+++ PASAJE +++
Bernie Sanders y Donald Trump han vuelto a imponer en América el debate sobre el comercio. Aunque la mayoría mantiene la idea de que Adam Smith puso fin al debate sobre la política comercial en la década de 1770, la cuestión siempre ha ocupado un lugar destacado en la historia americana. Los whigs hamiltonianos y los republicanos de Lincoln se opusieron durante mucho tiempo a los demócratas jacksonianos y a su política de capitalismo laissez-faire. Quizá la única luz brillante del orden mundial neoconservador y neoliberal fue la defensa de boquilla de la idea del libre comercio transfronterizo, aunque no fuera del todo cierto. El ascenso de Trump —como rechazo de este orden neoliberal— no sólo fue un rechazo de los fracasos de la política exterior de Bill Clinton y Barack Obama, sino también una resurrección del proteccionismo hamiltoniano.
Las alegaciones a favor de los aranceles y otras formas de proteccionismo son casi siempre las mismas: ¡El libre comercio ha permitido la externalización de la fabricación americana! El libre comercio ha dado lugar a productos pobres y baratos. Con nuestros déficits comerciales, los americanos están esclavizados a los chinos. La lista es interminable, y cada una de estas afirmaciones pasa por alto aspectos clave de las relaciones comerciales, la regulación y la naturaleza del intercambio voluntario.
+++
# TAREA ASIGNADA:
Según el pasaje sobre el debate comercial en América, ¿qué grupos se opusieron durante mucho tiempo a los demócratas jacksonianos?
+++ ENTRADAS PROPORCIONADAS +++
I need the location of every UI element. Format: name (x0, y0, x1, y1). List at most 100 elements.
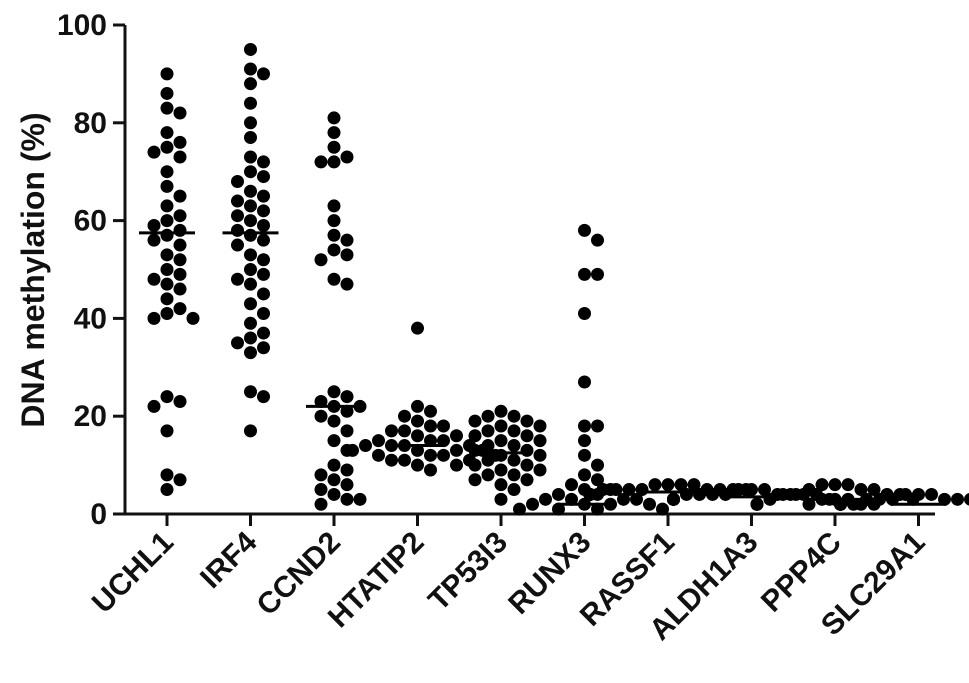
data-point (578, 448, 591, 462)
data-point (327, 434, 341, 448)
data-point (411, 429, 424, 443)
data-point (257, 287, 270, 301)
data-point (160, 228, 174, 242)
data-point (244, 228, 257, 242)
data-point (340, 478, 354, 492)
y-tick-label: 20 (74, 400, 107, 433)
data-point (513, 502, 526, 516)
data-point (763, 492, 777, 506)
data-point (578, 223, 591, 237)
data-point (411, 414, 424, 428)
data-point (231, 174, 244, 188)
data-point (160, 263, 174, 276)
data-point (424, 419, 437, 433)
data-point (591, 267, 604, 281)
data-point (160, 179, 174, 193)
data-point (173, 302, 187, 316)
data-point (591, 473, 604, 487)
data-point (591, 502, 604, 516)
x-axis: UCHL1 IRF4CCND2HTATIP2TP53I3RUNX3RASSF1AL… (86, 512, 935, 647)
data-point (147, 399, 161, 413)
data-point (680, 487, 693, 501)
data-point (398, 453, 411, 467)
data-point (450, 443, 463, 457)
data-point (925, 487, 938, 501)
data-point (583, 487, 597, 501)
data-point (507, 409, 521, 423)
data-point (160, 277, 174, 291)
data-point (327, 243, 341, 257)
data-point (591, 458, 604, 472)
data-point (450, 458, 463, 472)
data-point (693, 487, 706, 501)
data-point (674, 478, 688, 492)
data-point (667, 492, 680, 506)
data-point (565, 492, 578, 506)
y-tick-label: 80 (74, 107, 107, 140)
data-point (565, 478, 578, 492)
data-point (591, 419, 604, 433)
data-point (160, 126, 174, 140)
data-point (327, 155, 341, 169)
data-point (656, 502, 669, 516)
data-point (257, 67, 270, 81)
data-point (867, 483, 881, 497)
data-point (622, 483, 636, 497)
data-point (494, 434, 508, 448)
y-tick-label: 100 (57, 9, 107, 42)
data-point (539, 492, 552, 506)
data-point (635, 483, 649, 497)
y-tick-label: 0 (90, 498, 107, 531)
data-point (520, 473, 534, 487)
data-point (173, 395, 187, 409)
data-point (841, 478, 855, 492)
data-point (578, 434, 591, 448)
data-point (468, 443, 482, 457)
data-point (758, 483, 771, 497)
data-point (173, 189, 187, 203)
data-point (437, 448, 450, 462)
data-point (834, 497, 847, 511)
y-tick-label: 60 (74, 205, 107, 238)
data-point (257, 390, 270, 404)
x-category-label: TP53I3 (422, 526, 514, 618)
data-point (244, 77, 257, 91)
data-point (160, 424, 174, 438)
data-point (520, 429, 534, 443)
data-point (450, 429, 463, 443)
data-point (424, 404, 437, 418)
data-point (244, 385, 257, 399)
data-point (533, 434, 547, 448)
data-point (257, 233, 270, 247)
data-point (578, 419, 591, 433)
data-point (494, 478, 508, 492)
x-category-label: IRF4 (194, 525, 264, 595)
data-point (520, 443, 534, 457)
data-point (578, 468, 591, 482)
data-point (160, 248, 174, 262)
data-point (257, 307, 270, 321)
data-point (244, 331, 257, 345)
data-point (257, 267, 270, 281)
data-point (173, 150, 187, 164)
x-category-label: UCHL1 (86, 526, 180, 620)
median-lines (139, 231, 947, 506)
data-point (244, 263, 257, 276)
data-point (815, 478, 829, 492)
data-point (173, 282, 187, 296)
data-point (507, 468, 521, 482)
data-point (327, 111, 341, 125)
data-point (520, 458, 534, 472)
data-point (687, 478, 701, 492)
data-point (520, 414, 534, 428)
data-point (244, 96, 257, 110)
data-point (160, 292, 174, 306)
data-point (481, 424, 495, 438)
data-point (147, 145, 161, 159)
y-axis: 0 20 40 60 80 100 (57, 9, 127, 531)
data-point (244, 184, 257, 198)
+++
# RESPUESTA:
Los whigs hamiltonianos y los republicanos de Lincoln.